* **REQUIRED WORK**
Locate each line holding the string "right" and copy it.

+++

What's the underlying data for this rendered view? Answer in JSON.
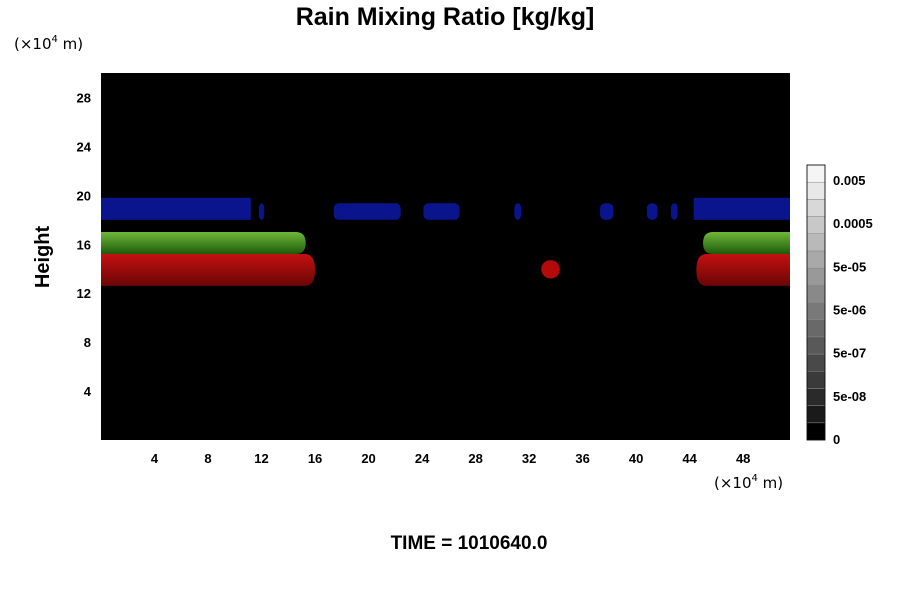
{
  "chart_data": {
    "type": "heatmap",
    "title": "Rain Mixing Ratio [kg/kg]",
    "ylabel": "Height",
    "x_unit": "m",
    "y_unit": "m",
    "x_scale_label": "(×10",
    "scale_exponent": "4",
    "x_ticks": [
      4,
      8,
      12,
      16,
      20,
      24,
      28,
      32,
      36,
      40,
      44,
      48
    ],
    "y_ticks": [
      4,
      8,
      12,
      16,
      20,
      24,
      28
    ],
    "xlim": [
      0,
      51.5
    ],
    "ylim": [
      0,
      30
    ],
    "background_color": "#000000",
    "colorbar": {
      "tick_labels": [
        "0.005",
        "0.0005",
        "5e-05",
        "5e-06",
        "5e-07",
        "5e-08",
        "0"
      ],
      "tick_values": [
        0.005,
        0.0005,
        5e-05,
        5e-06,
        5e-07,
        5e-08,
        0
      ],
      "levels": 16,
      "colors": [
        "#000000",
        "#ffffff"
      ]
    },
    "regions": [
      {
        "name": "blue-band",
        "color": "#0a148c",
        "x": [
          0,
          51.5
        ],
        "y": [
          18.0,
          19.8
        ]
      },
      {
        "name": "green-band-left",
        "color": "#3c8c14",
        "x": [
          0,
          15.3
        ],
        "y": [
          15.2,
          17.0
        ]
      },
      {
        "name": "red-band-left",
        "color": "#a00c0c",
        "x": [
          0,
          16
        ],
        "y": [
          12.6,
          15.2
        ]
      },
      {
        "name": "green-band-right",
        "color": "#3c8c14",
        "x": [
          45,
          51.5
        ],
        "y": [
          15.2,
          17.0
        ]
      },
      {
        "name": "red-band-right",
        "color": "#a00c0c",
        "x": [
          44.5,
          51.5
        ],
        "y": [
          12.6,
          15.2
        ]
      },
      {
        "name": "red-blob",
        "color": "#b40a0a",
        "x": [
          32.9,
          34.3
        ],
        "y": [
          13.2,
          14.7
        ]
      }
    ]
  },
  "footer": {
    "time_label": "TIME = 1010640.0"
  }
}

+++

* **SOLUTION TO THE EXERCISE**
        "name": "green-band-right",
        "name": "red-band-right",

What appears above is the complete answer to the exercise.